(Stated problem):
Identify the lines that contain the word "Products", then copy them.

Stored data:

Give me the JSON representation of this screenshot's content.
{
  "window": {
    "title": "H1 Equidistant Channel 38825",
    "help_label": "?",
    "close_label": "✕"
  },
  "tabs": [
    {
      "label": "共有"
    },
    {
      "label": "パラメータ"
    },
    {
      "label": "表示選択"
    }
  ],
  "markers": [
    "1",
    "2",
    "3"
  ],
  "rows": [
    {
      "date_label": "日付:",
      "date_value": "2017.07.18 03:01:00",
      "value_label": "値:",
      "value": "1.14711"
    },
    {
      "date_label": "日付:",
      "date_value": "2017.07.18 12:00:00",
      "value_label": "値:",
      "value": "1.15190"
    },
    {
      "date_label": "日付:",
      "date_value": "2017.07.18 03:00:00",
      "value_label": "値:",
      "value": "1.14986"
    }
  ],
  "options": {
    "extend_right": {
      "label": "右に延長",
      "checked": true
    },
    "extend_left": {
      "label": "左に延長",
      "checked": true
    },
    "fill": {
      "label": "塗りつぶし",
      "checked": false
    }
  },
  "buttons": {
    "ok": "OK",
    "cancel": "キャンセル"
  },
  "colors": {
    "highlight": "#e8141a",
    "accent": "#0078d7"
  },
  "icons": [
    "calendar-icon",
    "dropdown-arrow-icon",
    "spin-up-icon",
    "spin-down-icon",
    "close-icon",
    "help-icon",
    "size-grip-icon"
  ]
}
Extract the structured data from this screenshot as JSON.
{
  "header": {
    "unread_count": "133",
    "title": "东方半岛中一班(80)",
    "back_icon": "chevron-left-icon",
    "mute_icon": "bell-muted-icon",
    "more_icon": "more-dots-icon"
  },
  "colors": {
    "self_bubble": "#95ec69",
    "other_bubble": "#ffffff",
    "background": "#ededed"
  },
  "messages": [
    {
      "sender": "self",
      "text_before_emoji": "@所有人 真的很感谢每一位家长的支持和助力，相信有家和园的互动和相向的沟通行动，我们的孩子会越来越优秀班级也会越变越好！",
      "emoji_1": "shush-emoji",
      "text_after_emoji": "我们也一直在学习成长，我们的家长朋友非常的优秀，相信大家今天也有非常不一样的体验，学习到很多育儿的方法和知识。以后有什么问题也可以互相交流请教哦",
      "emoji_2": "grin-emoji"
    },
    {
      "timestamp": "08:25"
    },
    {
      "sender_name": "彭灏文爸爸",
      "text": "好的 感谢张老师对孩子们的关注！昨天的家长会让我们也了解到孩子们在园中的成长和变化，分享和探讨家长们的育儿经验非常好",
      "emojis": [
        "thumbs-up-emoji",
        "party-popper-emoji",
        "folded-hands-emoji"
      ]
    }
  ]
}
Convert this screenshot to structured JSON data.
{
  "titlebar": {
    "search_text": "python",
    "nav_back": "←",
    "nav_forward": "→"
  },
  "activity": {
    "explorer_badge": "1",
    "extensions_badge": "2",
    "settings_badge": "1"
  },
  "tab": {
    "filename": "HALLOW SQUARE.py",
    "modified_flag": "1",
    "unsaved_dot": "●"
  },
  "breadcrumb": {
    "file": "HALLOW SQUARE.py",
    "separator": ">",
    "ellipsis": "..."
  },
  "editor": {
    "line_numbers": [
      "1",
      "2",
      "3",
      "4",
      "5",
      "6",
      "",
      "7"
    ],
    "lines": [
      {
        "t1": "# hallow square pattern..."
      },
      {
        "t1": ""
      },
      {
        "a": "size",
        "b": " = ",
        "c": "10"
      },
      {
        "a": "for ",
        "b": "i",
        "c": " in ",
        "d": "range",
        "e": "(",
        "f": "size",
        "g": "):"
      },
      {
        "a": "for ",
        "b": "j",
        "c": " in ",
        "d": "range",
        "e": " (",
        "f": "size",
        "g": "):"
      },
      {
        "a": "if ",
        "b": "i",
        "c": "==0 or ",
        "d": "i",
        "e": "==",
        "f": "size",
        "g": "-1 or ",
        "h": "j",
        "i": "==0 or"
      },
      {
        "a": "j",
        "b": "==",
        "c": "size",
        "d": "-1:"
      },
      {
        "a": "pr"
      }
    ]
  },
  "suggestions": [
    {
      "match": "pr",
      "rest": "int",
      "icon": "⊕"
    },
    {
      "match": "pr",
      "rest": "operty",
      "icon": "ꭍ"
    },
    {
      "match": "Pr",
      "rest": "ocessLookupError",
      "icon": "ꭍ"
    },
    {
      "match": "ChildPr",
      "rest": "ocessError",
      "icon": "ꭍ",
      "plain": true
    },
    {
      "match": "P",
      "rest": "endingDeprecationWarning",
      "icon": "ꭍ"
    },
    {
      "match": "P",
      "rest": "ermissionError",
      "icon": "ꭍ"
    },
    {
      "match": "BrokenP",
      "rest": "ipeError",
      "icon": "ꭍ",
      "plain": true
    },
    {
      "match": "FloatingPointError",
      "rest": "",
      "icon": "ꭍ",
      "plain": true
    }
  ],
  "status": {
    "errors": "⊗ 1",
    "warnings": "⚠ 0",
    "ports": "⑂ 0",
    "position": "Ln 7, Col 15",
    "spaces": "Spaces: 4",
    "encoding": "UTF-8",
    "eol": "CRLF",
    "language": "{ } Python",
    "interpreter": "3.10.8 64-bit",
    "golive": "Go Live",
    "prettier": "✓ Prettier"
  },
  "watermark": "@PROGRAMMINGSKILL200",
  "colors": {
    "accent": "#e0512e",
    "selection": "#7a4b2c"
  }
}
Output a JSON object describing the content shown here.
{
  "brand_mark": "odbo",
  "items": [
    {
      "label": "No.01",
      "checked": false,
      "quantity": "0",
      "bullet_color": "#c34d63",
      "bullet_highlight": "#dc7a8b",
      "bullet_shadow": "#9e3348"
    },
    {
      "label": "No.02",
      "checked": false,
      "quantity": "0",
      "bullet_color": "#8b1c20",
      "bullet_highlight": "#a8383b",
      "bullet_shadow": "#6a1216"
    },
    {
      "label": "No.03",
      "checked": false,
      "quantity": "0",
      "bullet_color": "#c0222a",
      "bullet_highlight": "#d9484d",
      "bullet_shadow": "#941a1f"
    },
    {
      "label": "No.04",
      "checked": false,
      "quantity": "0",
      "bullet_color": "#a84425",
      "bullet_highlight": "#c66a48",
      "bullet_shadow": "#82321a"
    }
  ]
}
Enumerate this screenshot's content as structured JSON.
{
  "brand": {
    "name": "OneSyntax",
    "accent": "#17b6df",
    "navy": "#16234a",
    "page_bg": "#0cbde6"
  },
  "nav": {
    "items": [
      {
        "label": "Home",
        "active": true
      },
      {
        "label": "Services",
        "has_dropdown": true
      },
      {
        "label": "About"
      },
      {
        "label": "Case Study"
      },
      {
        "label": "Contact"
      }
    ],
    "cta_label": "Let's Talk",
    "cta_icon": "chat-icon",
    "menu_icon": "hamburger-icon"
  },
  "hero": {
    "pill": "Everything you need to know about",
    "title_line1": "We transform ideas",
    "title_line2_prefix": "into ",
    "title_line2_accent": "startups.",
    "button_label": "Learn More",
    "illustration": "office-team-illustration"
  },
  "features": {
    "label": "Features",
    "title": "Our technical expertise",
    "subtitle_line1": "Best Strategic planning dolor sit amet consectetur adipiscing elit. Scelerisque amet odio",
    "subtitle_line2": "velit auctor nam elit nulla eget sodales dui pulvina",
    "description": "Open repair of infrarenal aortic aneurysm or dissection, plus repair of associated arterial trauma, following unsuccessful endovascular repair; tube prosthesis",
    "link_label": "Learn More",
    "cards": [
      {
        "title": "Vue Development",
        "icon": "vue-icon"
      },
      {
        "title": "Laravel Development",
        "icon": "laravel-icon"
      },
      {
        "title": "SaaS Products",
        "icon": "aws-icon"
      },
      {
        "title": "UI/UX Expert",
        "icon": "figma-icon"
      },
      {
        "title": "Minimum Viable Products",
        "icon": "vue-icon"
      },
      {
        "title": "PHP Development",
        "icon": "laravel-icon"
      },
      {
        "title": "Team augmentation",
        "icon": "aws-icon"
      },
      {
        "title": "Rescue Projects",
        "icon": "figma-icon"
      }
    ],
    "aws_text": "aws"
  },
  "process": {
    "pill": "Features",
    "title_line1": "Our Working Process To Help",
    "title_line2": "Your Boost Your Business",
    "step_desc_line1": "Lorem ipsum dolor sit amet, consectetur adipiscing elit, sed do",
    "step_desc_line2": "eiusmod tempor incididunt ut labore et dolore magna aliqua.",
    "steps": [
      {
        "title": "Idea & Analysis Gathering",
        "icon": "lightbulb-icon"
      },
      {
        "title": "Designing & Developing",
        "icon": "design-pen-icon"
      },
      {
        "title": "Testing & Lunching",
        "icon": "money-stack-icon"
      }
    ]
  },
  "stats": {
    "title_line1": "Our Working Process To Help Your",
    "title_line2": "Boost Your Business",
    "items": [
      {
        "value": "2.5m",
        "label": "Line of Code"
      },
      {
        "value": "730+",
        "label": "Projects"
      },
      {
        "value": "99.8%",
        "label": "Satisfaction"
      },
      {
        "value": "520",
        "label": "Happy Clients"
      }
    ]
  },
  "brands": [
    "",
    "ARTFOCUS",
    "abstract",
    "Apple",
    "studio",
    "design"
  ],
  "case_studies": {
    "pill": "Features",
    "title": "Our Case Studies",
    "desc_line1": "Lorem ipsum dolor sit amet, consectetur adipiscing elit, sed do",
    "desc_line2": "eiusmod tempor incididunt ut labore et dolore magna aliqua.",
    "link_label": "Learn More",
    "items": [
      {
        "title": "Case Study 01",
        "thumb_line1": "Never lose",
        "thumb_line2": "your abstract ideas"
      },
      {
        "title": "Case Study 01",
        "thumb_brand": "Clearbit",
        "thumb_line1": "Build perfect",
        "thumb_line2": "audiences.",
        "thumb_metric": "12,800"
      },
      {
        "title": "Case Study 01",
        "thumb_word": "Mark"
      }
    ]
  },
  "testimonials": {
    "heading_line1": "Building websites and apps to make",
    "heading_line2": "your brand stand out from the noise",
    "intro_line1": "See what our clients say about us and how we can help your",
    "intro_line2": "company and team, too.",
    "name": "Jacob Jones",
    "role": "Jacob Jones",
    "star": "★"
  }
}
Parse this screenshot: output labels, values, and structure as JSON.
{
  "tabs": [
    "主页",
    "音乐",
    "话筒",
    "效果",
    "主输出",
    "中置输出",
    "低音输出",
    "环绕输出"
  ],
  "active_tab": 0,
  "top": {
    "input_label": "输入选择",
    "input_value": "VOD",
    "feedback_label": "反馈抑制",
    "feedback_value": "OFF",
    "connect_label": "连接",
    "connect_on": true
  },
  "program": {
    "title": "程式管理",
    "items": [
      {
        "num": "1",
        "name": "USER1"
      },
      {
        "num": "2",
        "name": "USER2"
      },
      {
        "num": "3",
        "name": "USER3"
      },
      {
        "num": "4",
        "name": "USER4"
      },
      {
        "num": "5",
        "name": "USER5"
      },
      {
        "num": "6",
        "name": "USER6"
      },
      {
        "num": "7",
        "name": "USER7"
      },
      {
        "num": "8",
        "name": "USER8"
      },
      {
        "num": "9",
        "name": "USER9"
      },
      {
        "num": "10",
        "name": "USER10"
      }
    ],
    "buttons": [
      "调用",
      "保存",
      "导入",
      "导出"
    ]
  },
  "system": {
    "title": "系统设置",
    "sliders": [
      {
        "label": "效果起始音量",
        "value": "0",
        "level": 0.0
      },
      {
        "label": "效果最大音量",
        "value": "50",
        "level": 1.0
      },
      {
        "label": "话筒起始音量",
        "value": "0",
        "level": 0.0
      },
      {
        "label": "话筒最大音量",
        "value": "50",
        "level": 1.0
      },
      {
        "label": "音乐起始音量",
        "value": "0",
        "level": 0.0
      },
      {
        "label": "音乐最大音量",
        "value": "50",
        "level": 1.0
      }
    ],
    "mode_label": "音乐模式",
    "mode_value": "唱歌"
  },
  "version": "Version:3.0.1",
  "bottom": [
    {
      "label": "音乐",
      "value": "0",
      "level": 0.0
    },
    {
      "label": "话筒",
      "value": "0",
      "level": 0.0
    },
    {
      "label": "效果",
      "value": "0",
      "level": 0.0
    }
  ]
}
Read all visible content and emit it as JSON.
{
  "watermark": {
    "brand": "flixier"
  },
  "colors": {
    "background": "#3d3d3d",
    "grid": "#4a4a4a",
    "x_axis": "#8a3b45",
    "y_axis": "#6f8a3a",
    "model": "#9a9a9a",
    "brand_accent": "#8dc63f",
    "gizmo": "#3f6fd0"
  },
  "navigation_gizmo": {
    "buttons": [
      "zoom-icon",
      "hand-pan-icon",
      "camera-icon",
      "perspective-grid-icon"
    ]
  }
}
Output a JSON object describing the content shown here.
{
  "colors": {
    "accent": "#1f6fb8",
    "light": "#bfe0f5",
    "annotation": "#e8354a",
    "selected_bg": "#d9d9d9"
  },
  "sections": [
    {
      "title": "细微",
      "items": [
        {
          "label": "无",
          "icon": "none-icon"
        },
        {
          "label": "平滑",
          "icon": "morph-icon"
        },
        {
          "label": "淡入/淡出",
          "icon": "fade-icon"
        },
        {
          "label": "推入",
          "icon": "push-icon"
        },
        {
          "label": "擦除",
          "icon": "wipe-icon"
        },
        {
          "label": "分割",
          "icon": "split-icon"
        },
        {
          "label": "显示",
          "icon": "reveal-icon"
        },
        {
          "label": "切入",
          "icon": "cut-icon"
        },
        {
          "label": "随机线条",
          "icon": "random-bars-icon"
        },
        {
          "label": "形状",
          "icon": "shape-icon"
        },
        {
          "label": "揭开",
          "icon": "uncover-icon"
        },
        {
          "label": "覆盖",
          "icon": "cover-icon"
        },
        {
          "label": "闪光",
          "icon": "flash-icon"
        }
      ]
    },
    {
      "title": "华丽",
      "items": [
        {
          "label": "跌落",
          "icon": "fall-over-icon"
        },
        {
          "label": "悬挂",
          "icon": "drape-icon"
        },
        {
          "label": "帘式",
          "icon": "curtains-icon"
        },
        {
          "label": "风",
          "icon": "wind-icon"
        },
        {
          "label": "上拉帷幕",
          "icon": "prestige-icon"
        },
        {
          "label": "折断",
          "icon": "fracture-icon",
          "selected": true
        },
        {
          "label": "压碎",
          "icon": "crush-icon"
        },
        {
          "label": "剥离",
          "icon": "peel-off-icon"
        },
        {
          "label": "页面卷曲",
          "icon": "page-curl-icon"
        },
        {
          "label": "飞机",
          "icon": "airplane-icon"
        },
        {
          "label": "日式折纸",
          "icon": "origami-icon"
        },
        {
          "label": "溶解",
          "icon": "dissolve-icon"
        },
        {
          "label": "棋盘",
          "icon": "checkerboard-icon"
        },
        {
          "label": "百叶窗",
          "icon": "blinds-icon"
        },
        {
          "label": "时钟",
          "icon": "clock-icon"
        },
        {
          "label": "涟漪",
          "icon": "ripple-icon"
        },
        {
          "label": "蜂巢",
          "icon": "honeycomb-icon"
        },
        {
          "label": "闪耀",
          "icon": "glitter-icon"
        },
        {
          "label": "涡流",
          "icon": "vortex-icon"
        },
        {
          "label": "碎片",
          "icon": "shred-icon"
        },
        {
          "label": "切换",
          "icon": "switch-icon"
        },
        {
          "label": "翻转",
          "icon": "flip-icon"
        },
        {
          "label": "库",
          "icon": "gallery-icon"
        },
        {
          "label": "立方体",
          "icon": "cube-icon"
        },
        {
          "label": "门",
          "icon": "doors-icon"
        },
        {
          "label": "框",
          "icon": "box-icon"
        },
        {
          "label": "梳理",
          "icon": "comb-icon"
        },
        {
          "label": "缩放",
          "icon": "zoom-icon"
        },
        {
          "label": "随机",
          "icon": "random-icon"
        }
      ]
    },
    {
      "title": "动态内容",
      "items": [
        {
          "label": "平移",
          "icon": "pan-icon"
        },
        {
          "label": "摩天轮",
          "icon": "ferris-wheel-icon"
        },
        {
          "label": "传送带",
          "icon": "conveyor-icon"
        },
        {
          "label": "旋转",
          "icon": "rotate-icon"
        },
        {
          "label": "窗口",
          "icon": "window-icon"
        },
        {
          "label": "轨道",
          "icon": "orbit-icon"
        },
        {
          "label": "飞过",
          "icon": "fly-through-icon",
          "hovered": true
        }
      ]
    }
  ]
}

(Finished exercise):
        "title": "SaaS Products",
        "title": "Minimum Viable Products",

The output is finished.